_Directions for this task_
Reproduce all entries precisely as they are written.

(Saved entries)
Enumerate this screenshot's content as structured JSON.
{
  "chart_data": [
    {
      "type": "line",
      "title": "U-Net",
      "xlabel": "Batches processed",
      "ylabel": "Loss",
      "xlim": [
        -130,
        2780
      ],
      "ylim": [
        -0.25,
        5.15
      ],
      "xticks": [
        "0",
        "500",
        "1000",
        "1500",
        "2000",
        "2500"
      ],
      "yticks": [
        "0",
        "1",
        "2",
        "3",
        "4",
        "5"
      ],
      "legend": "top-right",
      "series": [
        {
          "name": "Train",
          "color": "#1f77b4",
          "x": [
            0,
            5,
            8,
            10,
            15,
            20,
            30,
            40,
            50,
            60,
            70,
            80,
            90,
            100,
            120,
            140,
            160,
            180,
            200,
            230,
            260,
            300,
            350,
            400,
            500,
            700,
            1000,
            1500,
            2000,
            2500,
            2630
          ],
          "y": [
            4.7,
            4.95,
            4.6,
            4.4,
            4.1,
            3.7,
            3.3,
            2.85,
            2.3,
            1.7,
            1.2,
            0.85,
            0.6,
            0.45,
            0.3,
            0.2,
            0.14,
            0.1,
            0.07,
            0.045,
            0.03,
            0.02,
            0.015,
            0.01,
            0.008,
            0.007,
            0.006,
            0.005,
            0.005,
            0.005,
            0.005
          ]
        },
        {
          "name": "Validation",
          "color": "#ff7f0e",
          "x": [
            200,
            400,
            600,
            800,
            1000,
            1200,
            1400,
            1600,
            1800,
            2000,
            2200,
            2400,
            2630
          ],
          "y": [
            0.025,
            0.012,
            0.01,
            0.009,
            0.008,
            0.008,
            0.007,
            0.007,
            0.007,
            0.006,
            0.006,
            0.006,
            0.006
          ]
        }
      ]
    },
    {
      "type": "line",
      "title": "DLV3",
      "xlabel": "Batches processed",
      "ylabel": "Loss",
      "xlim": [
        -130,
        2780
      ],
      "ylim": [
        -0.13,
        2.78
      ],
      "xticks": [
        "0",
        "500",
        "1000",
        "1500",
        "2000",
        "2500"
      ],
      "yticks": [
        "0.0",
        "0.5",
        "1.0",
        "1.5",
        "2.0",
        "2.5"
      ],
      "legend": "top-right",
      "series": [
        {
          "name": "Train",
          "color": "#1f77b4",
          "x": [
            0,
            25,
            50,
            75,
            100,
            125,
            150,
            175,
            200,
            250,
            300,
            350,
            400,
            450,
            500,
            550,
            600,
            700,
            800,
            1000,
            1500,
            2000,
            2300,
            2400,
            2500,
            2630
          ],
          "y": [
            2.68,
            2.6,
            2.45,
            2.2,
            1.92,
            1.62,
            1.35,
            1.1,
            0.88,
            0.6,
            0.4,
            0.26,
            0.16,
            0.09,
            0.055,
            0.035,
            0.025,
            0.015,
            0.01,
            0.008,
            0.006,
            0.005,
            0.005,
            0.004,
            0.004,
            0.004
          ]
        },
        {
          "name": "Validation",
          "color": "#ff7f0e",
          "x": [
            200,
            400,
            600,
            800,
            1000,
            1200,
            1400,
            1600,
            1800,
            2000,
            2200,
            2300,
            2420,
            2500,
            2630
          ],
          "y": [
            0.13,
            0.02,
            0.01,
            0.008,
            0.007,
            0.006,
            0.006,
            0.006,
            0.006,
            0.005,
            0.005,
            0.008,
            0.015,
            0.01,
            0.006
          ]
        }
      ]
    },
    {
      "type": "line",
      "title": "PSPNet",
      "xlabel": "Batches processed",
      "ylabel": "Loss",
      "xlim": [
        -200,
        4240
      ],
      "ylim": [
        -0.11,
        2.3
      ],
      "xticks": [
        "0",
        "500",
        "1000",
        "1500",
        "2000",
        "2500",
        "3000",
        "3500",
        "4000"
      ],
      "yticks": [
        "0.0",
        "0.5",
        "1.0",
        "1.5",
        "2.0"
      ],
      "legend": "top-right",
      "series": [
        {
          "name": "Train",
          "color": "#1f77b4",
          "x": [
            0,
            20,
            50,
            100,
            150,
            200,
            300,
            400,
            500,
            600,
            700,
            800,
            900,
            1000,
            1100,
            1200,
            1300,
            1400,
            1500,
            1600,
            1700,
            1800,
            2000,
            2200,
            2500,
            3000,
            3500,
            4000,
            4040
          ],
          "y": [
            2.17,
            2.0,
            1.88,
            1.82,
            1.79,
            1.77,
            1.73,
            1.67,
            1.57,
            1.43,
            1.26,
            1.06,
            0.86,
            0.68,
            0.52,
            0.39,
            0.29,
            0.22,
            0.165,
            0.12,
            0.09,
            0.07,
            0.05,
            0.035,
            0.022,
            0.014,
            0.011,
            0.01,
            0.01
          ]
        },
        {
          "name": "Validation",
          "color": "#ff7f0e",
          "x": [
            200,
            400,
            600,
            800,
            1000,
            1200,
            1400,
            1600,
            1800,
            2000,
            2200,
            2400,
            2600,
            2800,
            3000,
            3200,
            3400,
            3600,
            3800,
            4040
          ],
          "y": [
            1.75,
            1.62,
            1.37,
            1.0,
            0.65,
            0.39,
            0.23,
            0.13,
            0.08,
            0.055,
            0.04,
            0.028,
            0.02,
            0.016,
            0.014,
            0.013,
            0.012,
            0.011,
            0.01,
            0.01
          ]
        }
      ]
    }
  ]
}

_Result_
Enumerate this screenshot's content as structured JSON.
{
  "chart_data": [
    {
      "type": "line",
      "title": "U-Net",
      "xlabel": "Batches processed",
      "ylabel": "Loss",
      "xlim": [
        -130,
        2780
      ],
      "ylim": [
        -0.25,
        5.15
      ],
      "xticks": [
        "0",
        "500",
        "1000",
        "1500",
        "2000",
        "2500"
      ],
      "yticks": [
        "0",
        "1",
        "2",
        "3",
        "4",
        "5"
      ],
      "legend": "top-right",
      "series": [
        {
          "name": "Train",
          "color": "#1f77b4",
          "x": [
            0,
            5,
            8,
            10,
            15,
            20,
            30,
            40,
            50,
            60,
            70,
            80,
            90,
            100,
            120,
            140,
            160,
            180,
            200,
            230,
            260,
            300,
            350,
            400,
            500,
            700,
            1000,
            1500,
            2000,
            2500,
            2630
          ],
          "y": [
            4.7,
            4.95,
            4.6,
            4.4,
            4.1,
            3.7,
            3.3,
            2.85,
            2.3,
            1.7,
            1.2,
            0.85,
            0.6,
            0.45,
            0.3,
            0.2,
            0.14,
            0.1,
            0.07,
            0.045,
            0.03,
            0.02,
            0.015,
            0.01,
            0.008,
            0.007,
            0.006,
            0.005,
            0.005,
            0.005,
            0.005
          ]
        },
        {
          "name": "Validation",
          "color": "#ff7f0e",
          "x": [
            200,
            400,
            600,
            800,
            1000,
            1200,
            1400,
            1600,
            1800,
            2000,
            2200,
            2400,
            2630
          ],
          "y": [
            0.025,
            0.012,
            0.01,
            0.009,
            0.008,
            0.008,
            0.007,
            0.007,
            0.007,
            0.006,
            0.006,
            0.006,
            0.006
          ]
        }
      ]
    },
    {
      "type": "line",
      "title": "DLV3",
      "xlabel": "Batches processed",
      "ylabel": "Loss",
      "xlim": [
        -130,
        2780
      ],
      "ylim": [
        -0.13,
        2.78
      ],
      "xticks": [
        "0",
        "500",
        "1000",
        "1500",
        "2000",
        "2500"
      ],
      "yticks": [
        "0.0",
        "0.5",
        "1.0",
        "1.5",
        "2.0",
        "2.5"
      ],
      "legend": "top-right",
      "series": [
        {
          "name": "Train",
          "color": "#1f77b4",
          "x": [
            0,
            25,
            50,
            75,
            100,
            125,
            150,
            175,
            200,
            250,
            300,
            350,
            400,
            450,
            500,
            550,
            600,
            700,
            800,
            1000,
            1500,
            2000,
            2300,
            2400,
            2500,
            2630
          ],
          "y": [
            2.68,
            2.6,
            2.45,
            2.2,
            1.92,
            1.62,
            1.35,
            1.1,
            0.88,
            0.6,
            0.4,
            0.26,
            0.16,
            0.09,
            0.055,
            0.035,
            0.025,
            0.015,
            0.01,
            0.008,
            0.006,
            0.005,
            0.005,
            0.004,
            0.004,
            0.004
          ]
        },
        {
          "name": "Validation",
          "color": "#ff7f0e",
          "x": [
            200,
            400,
            600,
            800,
            1000,
            1200,
            1400,
            1600,
            1800,
            2000,
            2200,
            2300,
            2420,
            2500,
            2630
          ],
          "y": [
            0.13,
            0.02,
            0.01,
            0.008,
            0.007,
            0.006,
            0.006,
            0.006,
            0.006,
            0.005,
            0.005,
            0.008,
            0.015,
            0.01,
            0.006
          ]
        }
      ]
    },
    {
      "type": "line",
      "title": "PSPNet",
      "xlabel": "Batches processed",
      "ylabel": "Loss",
      "xlim": [
        -200,
        4240
      ],
      "ylim": [
        -0.11,
        2.3
      ],
      "xticks": [
        "0",
        "500",
        "1000",
        "1500",
        "2000",
        "2500",
        "3000",
        "3500",
        "4000"
      ],
      "yticks": [
        "0.0",
        "0.5",
        "1.0",
        "1.5",
        "2.0"
      ],
      "legend": "top-right",
      "series": [
        {
          "name": "Train",
          "color": "#1f77b4",
          "x": [
            0,
            20,
            50,
            100,
            150,
            200,
            300,
            400,
            500,
            600,
            700,
            800,
            900,
            1000,
            1100,
            1200,
            1300,
            1400,
            1500,
            1600,
            1700,
            1800,
            2000,
            2200,
            2500,
            3000,
            3500,
            4000,
            4040
          ],
          "y": [
            2.17,
            2.0,
            1.88,
            1.82,
            1.79,
            1.77,
            1.73,
            1.67,
            1.57,
            1.43,
            1.26,
            1.06,
            0.86,
            0.68,
            0.52,
            0.39,
            0.29,
            0.22,
            0.165,
            0.12,
            0.09,
            0.07,
            0.05,
            0.035,
            0.022,
            0.014,
            0.011,
            0.01,
            0.01
          ]
        },
        {
          "name": "Validation",
          "color": "#ff7f0e",
          "x": [
            200,
            400,
            600,
            800,
            1000,
            1200,
            1400,
            1600,
            1800,
            2000,
            2200,
            2400,
            2600,
            2800,
            3000,
            3200,
            3400,
            3600,
            3800,
            4040
          ],
          "y": [
            1.75,
            1.62,
            1.37,
            1.0,
            0.65,
            0.39,
            0.23,
            0.13,
            0.08,
            0.055,
            0.04,
            0.028,
            0.02,
            0.016,
            0.014,
            0.013,
            0.012,
            0.011,
            0.01,
            0.01
          ]
        }
      ]
    }
  ]
}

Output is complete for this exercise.